- _Work required_
Pick out each line of the records that includes the string "JSON", and copy it.

[Start Information provided]

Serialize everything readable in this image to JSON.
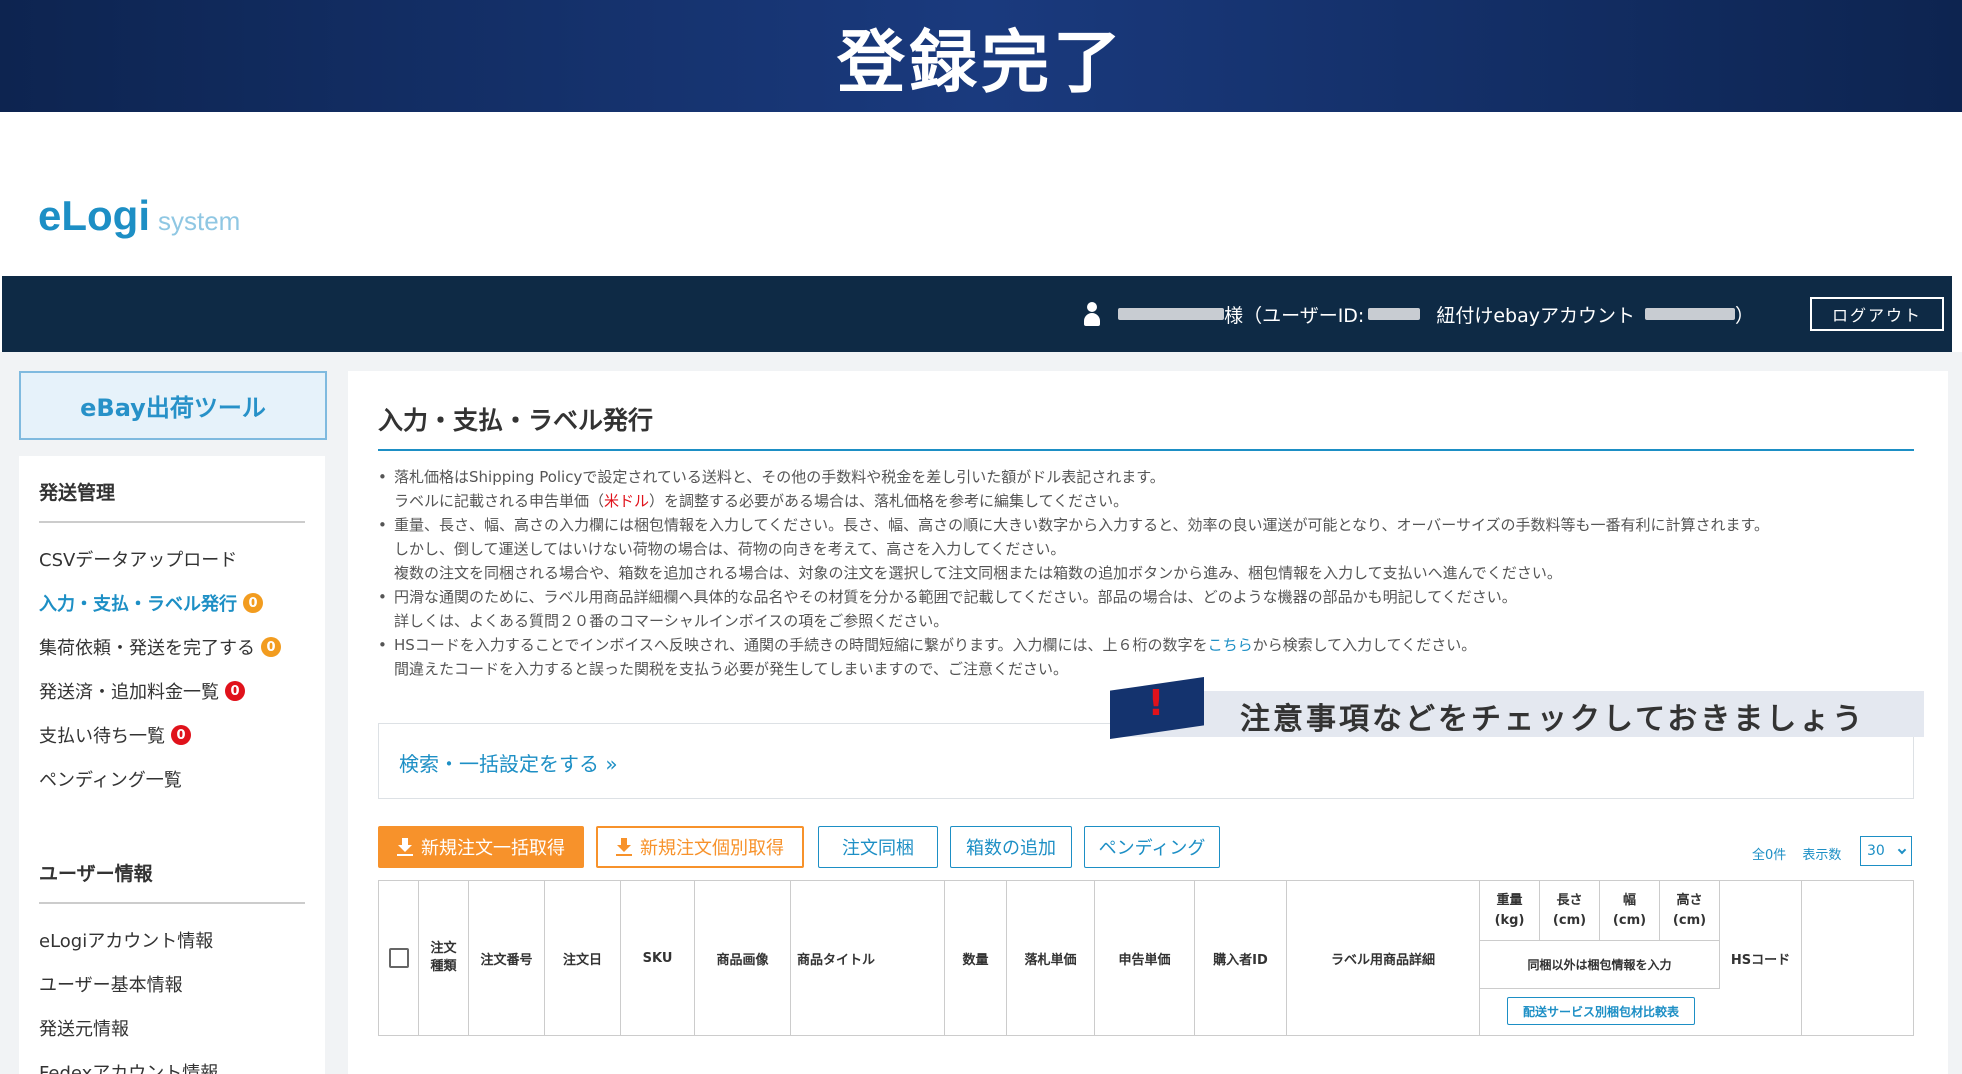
{
  "banner": {
    "title": "登録完了"
  },
  "logo": {
    "main": "eLogi",
    "sub": "system"
  },
  "header": {
    "user_suffix": "様（ユーザーID:",
    "account_label": "紐付けebayアカウント",
    "close_paren": "）",
    "logout_label": "ログアウト"
  },
  "sidebar": {
    "tool_title": "eBay出荷ツール",
    "section1_title": "発送管理",
    "section1_items": [
      {
        "label": "CSVデータアップロード"
      },
      {
        "label": "入力・支払・ラベル発行",
        "badge": "0"
      },
      {
        "label": "集荷依頼・発送を完了する",
        "badge": "0"
      },
      {
        "label": "発送済・追加料金一覧",
        "badge": "0"
      },
      {
        "label": "支払い待ち一覧",
        "badge": "0"
      },
      {
        "label": "ペンディング一覧"
      }
    ],
    "section2_title": "ユーザー情報",
    "section2_items": [
      {
        "label": "eLogiアカウント情報"
      },
      {
        "label": "ユーザー基本情報"
      },
      {
        "label": "発送元情報"
      },
      {
        "label": "Fedexアカウント情報"
      }
    ]
  },
  "main": {
    "title": "入力・支払・ラベル発行",
    "notes": {
      "n1a": "落札価格はShipping Policyで設定されている送料と、その他の手数料や税金を差し引いた額がドル表記されます。",
      "n1b_pre": "ラベルに記載される申告単価（",
      "n1b_red": "米ドル",
      "n1b_post": "）を調整する必要がある場合は、落札価格を参考に編集してください。",
      "n2a": "重量、長さ、幅、高さの入力欄には梱包情報を入力してください。長さ、幅、高さの順に大きい数字から入力すると、効率の良い運送が可能となり、オーバーサイズの手数料等も一番有利に計算されます。",
      "n2b": "しかし、倒して運送してはいけない荷物の場合は、荷物の向きを考えて、高さを入力してください。",
      "n2c": "複数の注文を同梱される場合や、箱数を追加される場合は、対象の注文を選択して注文同梱または箱数の追加ボタンから進み、梱包情報を入力して支払いへ進んでください。",
      "n3a": "円滑な通関のために、ラベル用商品詳細欄へ具体的な品名やその材質を分かる範囲で記載してください。部品の場合は、どのような機器の部品かも明記してください。",
      "n3b": "詳しくは、よくある質問２０番のコマーシャルインボイスの項をご参照ください。",
      "n4a_pre": "HSコードを入力することでインボイスへ反映され、通関の手続きの時間短縮に繋がります。入力欄には、上６桁の数字を",
      "n4a_link": "こちら",
      "n4a_post": "から検索して入力してください。",
      "n4b": "間違えたコードを入力すると誤った関税を支払う必要が発生してしまいますので、ご注意ください。"
    },
    "search_link": "検索・一括設定をする »",
    "callout": "注意事項などをチェックしておきましょう",
    "callout_mark": "!",
    "buttons": {
      "bulk_fetch": "新規注文一括取得",
      "single_fetch": "新規注文個別取得",
      "combine": "注文同梱",
      "add_box": "箱数の追加",
      "pending": "ペンディング"
    },
    "count_total": "全0件",
    "count_display": "表示数",
    "per_page": "30",
    "table": {
      "headers": {
        "order_type": "注文種類",
        "order_no": "注文番号",
        "order_date": "注文日",
        "sku": "SKU",
        "image": "商品画像",
        "item_title": "商品タイトル",
        "qty": "数量",
        "winning_price": "落札単価",
        "declared_price": "申告単価",
        "buyer_id": "購入者ID",
        "label_detail": "ラベル用商品詳細",
        "weight": "重量",
        "weight_unit": "(kg)",
        "length": "長さ",
        "length_unit": "(cm)",
        "width": "幅",
        "width_unit": "(cm)",
        "height": "高さ",
        "height_unit": "(cm)",
        "packing_note": "同梱以外は梱包情報を入力",
        "compare_btn": "配送サービス別梱包材比較表",
        "hs_code": "HSコード"
      }
    }
  }
}
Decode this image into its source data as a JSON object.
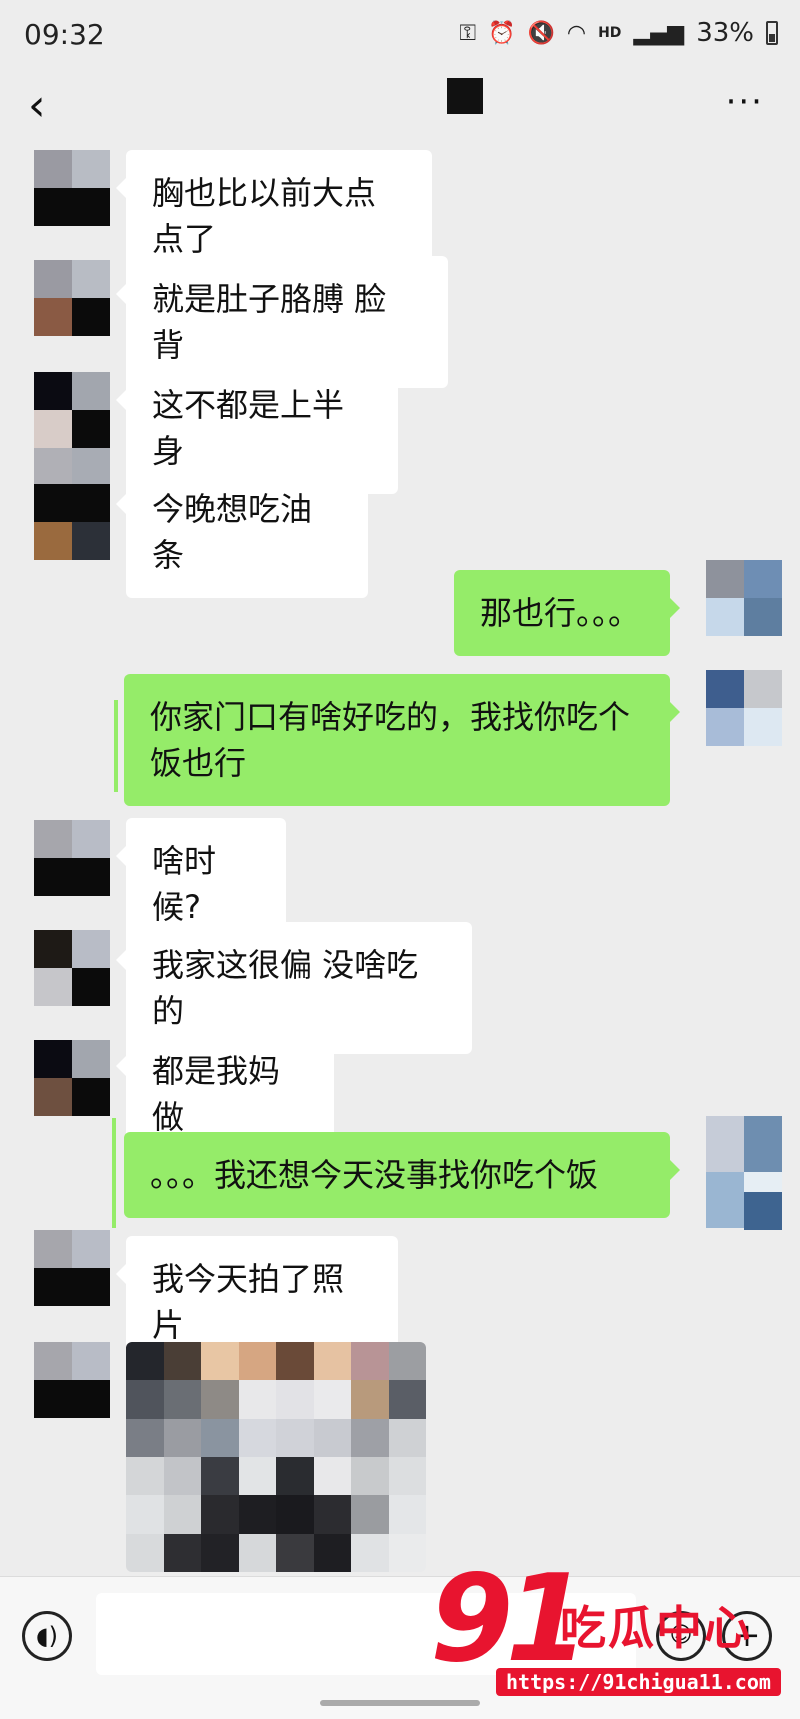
{
  "status_bar": {
    "time": "09:32",
    "battery": "33%",
    "network": "HD"
  },
  "header": {
    "more": "···",
    "back": "‹"
  },
  "messages": [
    {
      "side": "in",
      "text": "胸也比以前大点点了"
    },
    {
      "side": "in",
      "text": "就是肚子胳膊 脸 背"
    },
    {
      "side": "in",
      "text": "这不都是上半身"
    },
    {
      "side": "in",
      "text": "今晚想吃油条"
    },
    {
      "side": "out",
      "text": "那也行。。。"
    },
    {
      "side": "out",
      "text": "你家门口有啥好吃的，我找你吃个饭也行"
    },
    {
      "side": "in",
      "text": "啥时候?"
    },
    {
      "side": "in",
      "text": "我家这很偏 没啥吃的"
    },
    {
      "side": "in",
      "text": "都是我妈做"
    },
    {
      "side": "out",
      "text": "。。。我还想今天没事找你吃个饭"
    },
    {
      "side": "in",
      "text": "我今天拍了照片"
    },
    {
      "side": "in",
      "type": "image"
    }
  ],
  "input_bar": {
    "voice_icon": "voice-icon",
    "emoji_icon": "emoji-icon",
    "plus_icon": "plus-icon"
  },
  "watermark": {
    "number": "91",
    "text": "吃瓜中心",
    "url": "https://91chigua11.com"
  },
  "colors": {
    "outgoing_bubble": "#95ec69",
    "incoming_bubble": "#ffffff",
    "background": "#ededed",
    "watermark": "#e8142f"
  }
}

[End Information provided]

- _Solution to this problem_
Serialize everything readable in this image to JSON.
Decode this image into its source data as a JSON object.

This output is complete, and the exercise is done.